Your task is to copy every record exactly.

> **Extracted data**
==================================================
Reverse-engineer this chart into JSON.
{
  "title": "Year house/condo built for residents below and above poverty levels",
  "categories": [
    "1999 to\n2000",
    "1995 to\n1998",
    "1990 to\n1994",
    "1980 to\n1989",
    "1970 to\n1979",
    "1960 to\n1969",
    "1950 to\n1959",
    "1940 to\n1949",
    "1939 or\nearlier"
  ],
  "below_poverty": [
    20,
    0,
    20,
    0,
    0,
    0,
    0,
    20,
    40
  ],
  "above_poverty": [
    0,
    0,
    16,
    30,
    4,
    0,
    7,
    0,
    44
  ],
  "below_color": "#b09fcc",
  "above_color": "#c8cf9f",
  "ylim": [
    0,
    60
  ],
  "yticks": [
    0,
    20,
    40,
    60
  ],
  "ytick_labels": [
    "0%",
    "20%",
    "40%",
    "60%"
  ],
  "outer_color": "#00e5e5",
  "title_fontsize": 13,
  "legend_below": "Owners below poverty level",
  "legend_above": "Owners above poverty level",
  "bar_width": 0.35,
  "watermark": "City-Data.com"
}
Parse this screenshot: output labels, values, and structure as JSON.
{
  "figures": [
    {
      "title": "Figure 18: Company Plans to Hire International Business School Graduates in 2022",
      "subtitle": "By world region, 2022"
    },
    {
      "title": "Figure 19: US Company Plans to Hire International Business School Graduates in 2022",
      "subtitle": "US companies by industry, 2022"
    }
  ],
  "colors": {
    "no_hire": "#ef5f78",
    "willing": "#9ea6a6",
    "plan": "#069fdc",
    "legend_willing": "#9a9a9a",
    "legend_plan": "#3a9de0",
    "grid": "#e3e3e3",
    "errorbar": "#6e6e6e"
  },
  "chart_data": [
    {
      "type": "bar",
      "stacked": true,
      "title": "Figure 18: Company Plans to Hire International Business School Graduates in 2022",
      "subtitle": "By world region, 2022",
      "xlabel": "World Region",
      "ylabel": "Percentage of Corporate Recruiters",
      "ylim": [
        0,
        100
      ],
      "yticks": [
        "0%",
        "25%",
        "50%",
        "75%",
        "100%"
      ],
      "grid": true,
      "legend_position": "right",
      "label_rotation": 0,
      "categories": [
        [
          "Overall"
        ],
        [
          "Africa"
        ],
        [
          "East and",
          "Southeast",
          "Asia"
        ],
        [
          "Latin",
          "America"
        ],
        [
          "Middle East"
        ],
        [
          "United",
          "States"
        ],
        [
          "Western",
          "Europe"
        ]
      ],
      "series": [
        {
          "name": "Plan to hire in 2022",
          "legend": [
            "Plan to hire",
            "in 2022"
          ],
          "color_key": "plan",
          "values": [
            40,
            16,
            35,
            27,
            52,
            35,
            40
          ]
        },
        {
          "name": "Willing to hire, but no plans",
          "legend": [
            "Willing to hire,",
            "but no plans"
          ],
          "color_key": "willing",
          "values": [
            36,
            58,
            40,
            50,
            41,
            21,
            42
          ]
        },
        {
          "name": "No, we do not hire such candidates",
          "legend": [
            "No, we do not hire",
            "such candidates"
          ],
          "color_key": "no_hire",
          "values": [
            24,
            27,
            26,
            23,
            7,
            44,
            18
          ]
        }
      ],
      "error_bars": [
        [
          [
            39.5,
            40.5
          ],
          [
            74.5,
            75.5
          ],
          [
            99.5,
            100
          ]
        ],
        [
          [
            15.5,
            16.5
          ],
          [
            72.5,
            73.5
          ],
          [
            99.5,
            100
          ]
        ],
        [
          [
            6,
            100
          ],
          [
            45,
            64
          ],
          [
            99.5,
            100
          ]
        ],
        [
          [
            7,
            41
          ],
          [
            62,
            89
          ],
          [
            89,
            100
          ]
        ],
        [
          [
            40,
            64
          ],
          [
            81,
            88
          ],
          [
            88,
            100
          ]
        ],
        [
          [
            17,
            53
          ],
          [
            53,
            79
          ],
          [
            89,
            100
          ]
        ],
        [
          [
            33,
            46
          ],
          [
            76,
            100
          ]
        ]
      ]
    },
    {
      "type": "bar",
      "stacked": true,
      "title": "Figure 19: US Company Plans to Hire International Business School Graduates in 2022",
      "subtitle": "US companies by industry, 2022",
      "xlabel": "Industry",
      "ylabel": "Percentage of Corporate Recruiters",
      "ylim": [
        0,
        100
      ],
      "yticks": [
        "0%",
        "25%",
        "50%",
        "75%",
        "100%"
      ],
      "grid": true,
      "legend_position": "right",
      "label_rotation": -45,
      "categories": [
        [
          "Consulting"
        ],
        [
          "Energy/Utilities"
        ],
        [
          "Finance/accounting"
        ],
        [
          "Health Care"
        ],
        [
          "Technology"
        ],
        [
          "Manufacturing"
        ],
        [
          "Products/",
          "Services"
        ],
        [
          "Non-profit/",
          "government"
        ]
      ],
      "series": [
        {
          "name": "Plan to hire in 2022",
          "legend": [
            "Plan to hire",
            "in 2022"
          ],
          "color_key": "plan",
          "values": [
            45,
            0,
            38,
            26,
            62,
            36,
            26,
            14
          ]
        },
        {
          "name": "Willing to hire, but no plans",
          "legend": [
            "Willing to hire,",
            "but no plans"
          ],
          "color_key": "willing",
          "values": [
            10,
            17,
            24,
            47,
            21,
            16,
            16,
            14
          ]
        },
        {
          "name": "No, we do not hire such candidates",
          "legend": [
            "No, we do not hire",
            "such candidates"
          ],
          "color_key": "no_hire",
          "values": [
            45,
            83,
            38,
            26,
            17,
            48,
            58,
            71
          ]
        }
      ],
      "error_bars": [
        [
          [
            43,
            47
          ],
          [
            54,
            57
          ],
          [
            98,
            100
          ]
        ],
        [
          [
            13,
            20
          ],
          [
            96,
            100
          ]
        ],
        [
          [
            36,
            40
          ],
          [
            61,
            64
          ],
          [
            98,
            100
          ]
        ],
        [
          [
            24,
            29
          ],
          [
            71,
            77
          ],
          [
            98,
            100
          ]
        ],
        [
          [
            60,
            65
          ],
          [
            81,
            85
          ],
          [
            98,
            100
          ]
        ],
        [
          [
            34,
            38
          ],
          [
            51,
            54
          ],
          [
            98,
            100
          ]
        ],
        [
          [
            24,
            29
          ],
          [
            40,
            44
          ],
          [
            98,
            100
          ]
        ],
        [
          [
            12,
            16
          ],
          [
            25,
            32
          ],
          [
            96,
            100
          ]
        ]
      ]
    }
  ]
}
==================================================
> **Task solution**
Reverse-engineer this chart into JSON.
{
  "title": "Year house/condo built for residents below and above poverty levels",
  "categories": [
    "1999 to\n2000",
    "1995 to\n1998",
    "1990 to\n1994",
    "1980 to\n1989",
    "1970 to\n1979",
    "1960 to\n1969",
    "1950 to\n1959",
    "1940 to\n1949",
    "1939 or\nearlier"
  ],
  "below_poverty": [
    20,
    0,
    20,
    0,
    0,
    0,
    0,
    20,
    40
  ],
  "above_poverty": [
    0,
    0,
    16,
    30,
    4,
    0,
    7,
    0,
    44
  ],
  "below_color": "#b09fcc",
  "above_color": "#c8cf9f",
  "ylim": [
    0,
    60
  ],
  "yticks": [
    0,
    20,
    40,
    60
  ],
  "ytick_labels": [
    "0%",
    "20%",
    "40%",
    "60%"
  ],
  "outer_color": "#00e5e5",
  "title_fontsize": 13,
  "legend_below": "Owners below poverty level",
  "legend_above": "Owners above poverty level",
  "bar_width": 0.35,
  "watermark": "City-Data.com"
}
Parse this screenshot: output labels, values, and structure as JSON.
{
  "figures": [
    {
      "title": "Figure 18: Company Plans to Hire International Business School Graduates in 2022",
      "subtitle": "By world region, 2022"
    },
    {
      "title": "Figure 19: US Company Plans to Hire International Business School Graduates in 2022",
      "subtitle": "US companies by industry, 2022"
    }
  ],
  "colors": {
    "no_hire": "#ef5f78",
    "willing": "#9ea6a6",
    "plan": "#069fdc",
    "legend_willing": "#9a9a9a",
    "legend_plan": "#3a9de0",
    "grid": "#e3e3e3",
    "errorbar": "#6e6e6e"
  },
  "chart_data": [
    {
      "type": "bar",
      "stacked": true,
      "title": "Figure 18: Company Plans to Hire International Business School Graduates in 2022",
      "subtitle": "By world region, 2022",
      "xlabel": "World Region",
      "ylabel": "Percentage of Corporate Recruiters",
      "ylim": [
        0,
        100
      ],
      "yticks": [
        "0%",
        "25%",
        "50%",
        "75%",
        "100%"
      ],
      "grid": true,
      "legend_position": "right",
      "label_rotation": 0,
      "categories": [
        [
          "Overall"
        ],
        [
          "Africa"
        ],
        [
          "East and",
          "Southeast",
          "Asia"
        ],
        [
          "Latin",
          "America"
        ],
        [
          "Middle East"
        ],
        [
          "United",
          "States"
        ],
        [
          "Western",
          "Europe"
        ]
      ],
      "series": [
        {
          "name": "Plan to hire in 2022",
          "legend": [
            "Plan to hire",
            "in 2022"
          ],
          "color_key": "plan",
          "values": [
            40,
            16,
            35,
            27,
            52,
            35,
            40
          ]
        },
        {
          "name": "Willing to hire, but no plans",
          "legend": [
            "Willing to hire,",
            "but no plans"
          ],
          "color_key": "willing",
          "values": [
            36,
            58,
            40,
            50,
            41,
            21,
            42
          ]
        },
        {
          "name": "No, we do not hire such candidates",
          "legend": [
            "No, we do not hire",
            "such candidates"
          ],
          "color_key": "no_hire",
          "values": [
            24,
            27,
            26,
            23,
            7,
            44,
            18
          ]
        }
      ],
      "error_bars": [
        [
          [
            39.5,
            40.5
          ],
          [
            74.5,
            75.5
          ],
          [
            99.5,
            100
          ]
        ],
        [
          [
            15.5,
            16.5
          ],
          [
            72.5,
            73.5
          ],
          [
            99.5,
            100
          ]
        ],
        [
          [
            6,
            100
          ],
          [
            45,
            64
          ],
          [
            99.5,
            100
          ]
        ],
        [
          [
            7,
            41
          ],
          [
            62,
            89
          ],
          [
            89,
            100
          ]
        ],
        [
          [
            40,
            64
          ],
          [
            81,
            88
          ],
          [
            88,
            100
          ]
        ],
        [
          [
            17,
            53
          ],
          [
            53,
            79
          ],
          [
            89,
            100
          ]
        ],
        [
          [
            33,
            46
          ],
          [
            76,
            100
          ]
        ]
      ]
    },
    {
      "type": "bar",
      "stacked": true,
      "title": "Figure 19: US Company Plans to Hire International Business School Graduates in 2022",
      "subtitle": "US companies by industry, 2022",
      "xlabel": "Industry",
      "ylabel": "Percentage of Corporate Recruiters",
      "ylim": [
        0,
        100
      ],
      "yticks": [
        "0%",
        "25%",
        "50%",
        "75%",
        "100%"
      ],
      "grid": true,
      "legend_position": "right",
      "label_rotation": -45,
      "categories": [
        [
          "Consulting"
        ],
        [
          "Energy/Utilities"
        ],
        [
          "Finance/accounting"
        ],
        [
          "Health Care"
        ],
        [
          "Technology"
        ],
        [
          "Manufacturing"
        ],
        [
          "Products/",
          "Services"
        ],
        [
          "Non-profit/",
          "government"
        ]
      ],
      "series": [
        {
          "name": "Plan to hire in 2022",
          "legend": [
            "Plan to hire",
            "in 2022"
          ],
          "color_key": "plan",
          "values": [
            45,
            0,
            38,
            26,
            62,
            36,
            26,
            14
          ]
        },
        {
          "name": "Willing to hire, but no plans",
          "legend": [
            "Willing to hire,",
            "but no plans"
          ],
          "color_key": "willing",
          "values": [
            10,
            17,
            24,
            47,
            21,
            16,
            16,
            14
          ]
        },
        {
          "name": "No, we do not hire such candidates",
          "legend": [
            "No, we do not hire",
            "such candidates"
          ],
          "color_key": "no_hire",
          "values": [
            45,
            83,
            38,
            26,
            17,
            48,
            58,
            71
          ]
        }
      ],
      "error_bars": [
        [
          [
            43,
            47
          ],
          [
            54,
            57
          ],
          [
            98,
            100
          ]
        ],
        [
          [
            13,
            20
          ],
          [
            96,
            100
          ]
        ],
        [
          [
            36,
            40
          ],
          [
            61,
            64
          ],
          [
            98,
            100
          ]
        ],
        [
          [
            24,
            29
          ],
          [
            71,
            77
          ],
          [
            98,
            100
          ]
        ],
        [
          [
            60,
            65
          ],
          [
            81,
            85
          ],
          [
            98,
            100
          ]
        ],
        [
          [
            34,
            38
          ],
          [
            51,
            54
          ],
          [
            98,
            100
          ]
        ],
        [
          [
            24,
            29
          ],
          [
            40,
            44
          ],
          [
            98,
            100
          ]
        ],
        [
          [
            12,
            16
          ],
          [
            25,
            32
          ],
          [
            96,
            100
          ]
        ]
      ]
    }
  ]
}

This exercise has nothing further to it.